RECORDED DATA ->

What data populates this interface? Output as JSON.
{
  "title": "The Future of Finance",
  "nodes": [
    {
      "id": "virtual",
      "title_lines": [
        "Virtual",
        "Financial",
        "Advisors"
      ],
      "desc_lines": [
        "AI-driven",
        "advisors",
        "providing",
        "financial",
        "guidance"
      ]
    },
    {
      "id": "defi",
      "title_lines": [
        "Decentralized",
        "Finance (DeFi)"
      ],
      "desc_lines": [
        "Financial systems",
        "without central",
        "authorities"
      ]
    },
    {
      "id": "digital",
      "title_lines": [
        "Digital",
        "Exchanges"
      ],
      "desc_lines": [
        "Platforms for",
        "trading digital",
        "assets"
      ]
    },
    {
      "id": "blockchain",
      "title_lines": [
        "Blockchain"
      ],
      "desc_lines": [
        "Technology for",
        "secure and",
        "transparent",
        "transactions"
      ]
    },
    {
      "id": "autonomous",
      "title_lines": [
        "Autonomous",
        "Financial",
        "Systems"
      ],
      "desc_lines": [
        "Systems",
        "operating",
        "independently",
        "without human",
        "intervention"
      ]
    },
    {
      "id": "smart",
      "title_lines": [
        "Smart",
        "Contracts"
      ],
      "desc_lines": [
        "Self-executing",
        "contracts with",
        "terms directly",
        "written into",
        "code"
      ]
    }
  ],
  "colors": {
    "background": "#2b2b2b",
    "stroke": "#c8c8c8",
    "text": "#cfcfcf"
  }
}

TASK OBJECTIVE ->
From the preceding material, extract every line exactly.

WRITTEN ANSWER ->
What data populates this interface? Output as JSON.
{
  "title": "The Future of Finance",
  "nodes": [
    {
      "id": "virtual",
      "title_lines": [
        "Virtual",
        "Financial",
        "Advisors"
      ],
      "desc_lines": [
        "AI-driven",
        "advisors",
        "providing",
        "financial",
        "guidance"
      ]
    },
    {
      "id": "defi",
      "title_lines": [
        "Decentralized",
        "Finance (DeFi)"
      ],
      "desc_lines": [
        "Financial systems",
        "without central",
        "authorities"
      ]
    },
    {
      "id": "digital",
      "title_lines": [
        "Digital",
        "Exchanges"
      ],
      "desc_lines": [
        "Platforms for",
        "trading digital",
        "assets"
      ]
    },
    {
      "id": "blockchain",
      "title_lines": [
        "Blockchain"
      ],
      "desc_lines": [
        "Technology for",
        "secure and",
        "transparent",
        "transactions"
      ]
    },
    {
      "id": "autonomous",
      "title_lines": [
        "Autonomous",
        "Financial",
        "Systems"
      ],
      "desc_lines": [
        "Systems",
        "operating",
        "independently",
        "without human",
        "intervention"
      ]
    },
    {
      "id": "smart",
      "title_lines": [
        "Smart",
        "Contracts"
      ],
      "desc_lines": [
        "Self-executing",
        "contracts with",
        "terms directly",
        "written into",
        "code"
      ]
    }
  ],
  "colors": {
    "background": "#2b2b2b",
    "stroke": "#c8c8c8",
    "text": "#cfcfcf"
  }
}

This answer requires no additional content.